→ **Record extracts**:
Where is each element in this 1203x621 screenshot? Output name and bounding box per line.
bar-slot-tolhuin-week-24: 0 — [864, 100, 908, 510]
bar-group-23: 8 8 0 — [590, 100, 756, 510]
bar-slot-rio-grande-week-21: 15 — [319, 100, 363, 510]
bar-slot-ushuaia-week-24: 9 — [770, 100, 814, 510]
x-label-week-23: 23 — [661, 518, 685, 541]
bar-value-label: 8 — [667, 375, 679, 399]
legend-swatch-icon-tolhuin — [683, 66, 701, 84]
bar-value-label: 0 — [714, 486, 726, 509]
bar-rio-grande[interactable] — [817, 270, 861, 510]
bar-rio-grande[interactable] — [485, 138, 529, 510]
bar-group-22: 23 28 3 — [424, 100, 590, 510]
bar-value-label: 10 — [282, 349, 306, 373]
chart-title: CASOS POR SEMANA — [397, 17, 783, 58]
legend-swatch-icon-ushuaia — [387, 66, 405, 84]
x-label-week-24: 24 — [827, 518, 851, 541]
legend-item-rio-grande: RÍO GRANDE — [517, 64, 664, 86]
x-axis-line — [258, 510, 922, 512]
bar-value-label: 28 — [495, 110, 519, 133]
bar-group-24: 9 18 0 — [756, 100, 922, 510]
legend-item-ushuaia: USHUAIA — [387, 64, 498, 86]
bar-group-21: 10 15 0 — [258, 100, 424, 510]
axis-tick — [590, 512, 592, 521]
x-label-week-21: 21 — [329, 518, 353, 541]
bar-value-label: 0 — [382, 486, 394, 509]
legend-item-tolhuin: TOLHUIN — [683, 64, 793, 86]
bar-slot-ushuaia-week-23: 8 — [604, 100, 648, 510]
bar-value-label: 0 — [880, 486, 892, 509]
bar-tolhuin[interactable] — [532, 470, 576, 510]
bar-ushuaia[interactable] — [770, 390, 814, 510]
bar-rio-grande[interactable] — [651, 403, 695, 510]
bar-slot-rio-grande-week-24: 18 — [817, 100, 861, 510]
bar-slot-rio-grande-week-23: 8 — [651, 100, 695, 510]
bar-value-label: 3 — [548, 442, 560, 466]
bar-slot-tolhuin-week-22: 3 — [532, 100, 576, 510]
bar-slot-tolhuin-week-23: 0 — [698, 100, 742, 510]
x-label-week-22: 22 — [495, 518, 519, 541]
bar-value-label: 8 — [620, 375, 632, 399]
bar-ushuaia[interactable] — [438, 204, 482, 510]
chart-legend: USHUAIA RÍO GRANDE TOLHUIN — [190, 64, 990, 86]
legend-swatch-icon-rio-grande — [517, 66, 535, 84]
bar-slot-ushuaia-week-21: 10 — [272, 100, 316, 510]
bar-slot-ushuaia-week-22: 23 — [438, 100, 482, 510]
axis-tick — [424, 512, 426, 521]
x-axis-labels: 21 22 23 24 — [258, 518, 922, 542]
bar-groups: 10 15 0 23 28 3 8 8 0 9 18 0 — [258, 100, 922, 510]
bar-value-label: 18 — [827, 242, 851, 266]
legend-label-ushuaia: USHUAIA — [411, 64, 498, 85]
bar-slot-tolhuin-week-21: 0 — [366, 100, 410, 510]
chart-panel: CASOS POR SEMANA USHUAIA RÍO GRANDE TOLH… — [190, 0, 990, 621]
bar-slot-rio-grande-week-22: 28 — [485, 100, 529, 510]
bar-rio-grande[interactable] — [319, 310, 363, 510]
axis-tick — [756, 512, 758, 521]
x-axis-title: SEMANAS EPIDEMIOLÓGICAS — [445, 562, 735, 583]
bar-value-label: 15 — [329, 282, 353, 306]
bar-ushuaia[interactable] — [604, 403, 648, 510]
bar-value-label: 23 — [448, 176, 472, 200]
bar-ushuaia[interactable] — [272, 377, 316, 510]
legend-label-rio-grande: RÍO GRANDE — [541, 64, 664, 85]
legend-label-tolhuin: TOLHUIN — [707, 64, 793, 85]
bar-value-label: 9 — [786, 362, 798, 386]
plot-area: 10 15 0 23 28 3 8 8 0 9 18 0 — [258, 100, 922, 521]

→ **Written request**:
Copy every one of the rows above line for line, keeping each character as it appears.

→ **Task result**:
Where is each element in this 1203x621 screenshot? Output name and bounding box per line.
bar-slot-tolhuin-week-24: 0 — [864, 100, 908, 510]
bar-group-23: 8 8 0 — [590, 100, 756, 510]
bar-slot-rio-grande-week-21: 15 — [319, 100, 363, 510]
bar-slot-ushuaia-week-24: 9 — [770, 100, 814, 510]
x-label-week-23: 23 — [661, 518, 685, 541]
bar-value-label: 8 — [667, 375, 679, 399]
legend-swatch-icon-tolhuin — [683, 66, 701, 84]
bar-value-label: 0 — [714, 486, 726, 509]
bar-rio-grande[interactable] — [817, 270, 861, 510]
bar-rio-grande[interactable] — [485, 138, 529, 510]
bar-group-22: 23 28 3 — [424, 100, 590, 510]
bar-value-label: 10 — [282, 349, 306, 373]
chart-title: CASOS POR SEMANA — [397, 17, 783, 58]
legend-swatch-icon-ushuaia — [387, 66, 405, 84]
x-label-week-24: 24 — [827, 518, 851, 541]
legend-item-rio-grande: RÍO GRANDE — [517, 64, 664, 86]
x-axis-line — [258, 510, 922, 512]
bar-value-label: 28 — [495, 110, 519, 133]
bar-group-24: 9 18 0 — [756, 100, 922, 510]
legend-item-ushuaia: USHUAIA — [387, 64, 498, 86]
bar-group-21: 10 15 0 — [258, 100, 424, 510]
axis-tick — [590, 512, 592, 521]
x-label-week-21: 21 — [329, 518, 353, 541]
bar-value-label: 0 — [382, 486, 394, 509]
legend-item-tolhuin: TOLHUIN — [683, 64, 793, 86]
bar-slot-ushuaia-week-23: 8 — [604, 100, 648, 510]
bar-value-label: 0 — [880, 486, 892, 509]
bar-tolhuin[interactable] — [532, 470, 576, 510]
bar-ushuaia[interactable] — [770, 390, 814, 510]
bar-rio-grande[interactable] — [651, 403, 695, 510]
bar-slot-rio-grande-week-24: 18 — [817, 100, 861, 510]
bar-slot-rio-grande-week-23: 8 — [651, 100, 695, 510]
bar-value-label: 3 — [548, 442, 560, 466]
bar-slot-tolhuin-week-22: 3 — [532, 100, 576, 510]
bar-slot-tolhuin-week-23: 0 — [698, 100, 742, 510]
x-label-week-22: 22 — [495, 518, 519, 541]
bar-value-label: 8 — [620, 375, 632, 399]
bar-ushuaia[interactable] — [438, 204, 482, 510]
chart-legend: USHUAIA RÍO GRANDE TOLHUIN — [190, 64, 990, 86]
legend-swatch-icon-rio-grande — [517, 66, 535, 84]
bar-slot-ushuaia-week-21: 10 — [272, 100, 316, 510]
bar-slot-ushuaia-week-22: 23 — [438, 100, 482, 510]
axis-tick — [424, 512, 426, 521]
x-axis-labels: 21 22 23 24 — [258, 518, 922, 542]
bar-groups: 10 15 0 23 28 3 8 8 0 9 18 0 — [258, 100, 922, 510]
bar-value-label: 18 — [827, 242, 851, 266]
legend-label-ushuaia: USHUAIA — [411, 64, 498, 85]
bar-slot-tolhuin-week-21: 0 — [366, 100, 410, 510]
chart-panel: CASOS POR SEMANA USHUAIA RÍO GRANDE TOLH… — [190, 0, 990, 621]
bar-slot-rio-grande-week-22: 28 — [485, 100, 529, 510]
bar-rio-grande[interactable] — [319, 310, 363, 510]
axis-tick — [756, 512, 758, 521]
x-axis-title: SEMANAS EPIDEMIOLÓGICAS — [445, 562, 735, 583]
bar-value-label: 15 — [329, 282, 353, 306]
bar-ushuaia[interactable] — [604, 403, 648, 510]
bar-value-label: 23 — [448, 176, 472, 200]
bar-ushuaia[interactable] — [272, 377, 316, 510]
legend-label-rio-grande: RÍO GRANDE — [541, 64, 664, 85]
legend-label-tolhuin: TOLHUIN — [707, 64, 793, 85]
bar-value-label: 9 — [786, 362, 798, 386]
plot-area: 10 15 0 23 28 3 8 8 0 9 18 0 — [258, 100, 922, 521]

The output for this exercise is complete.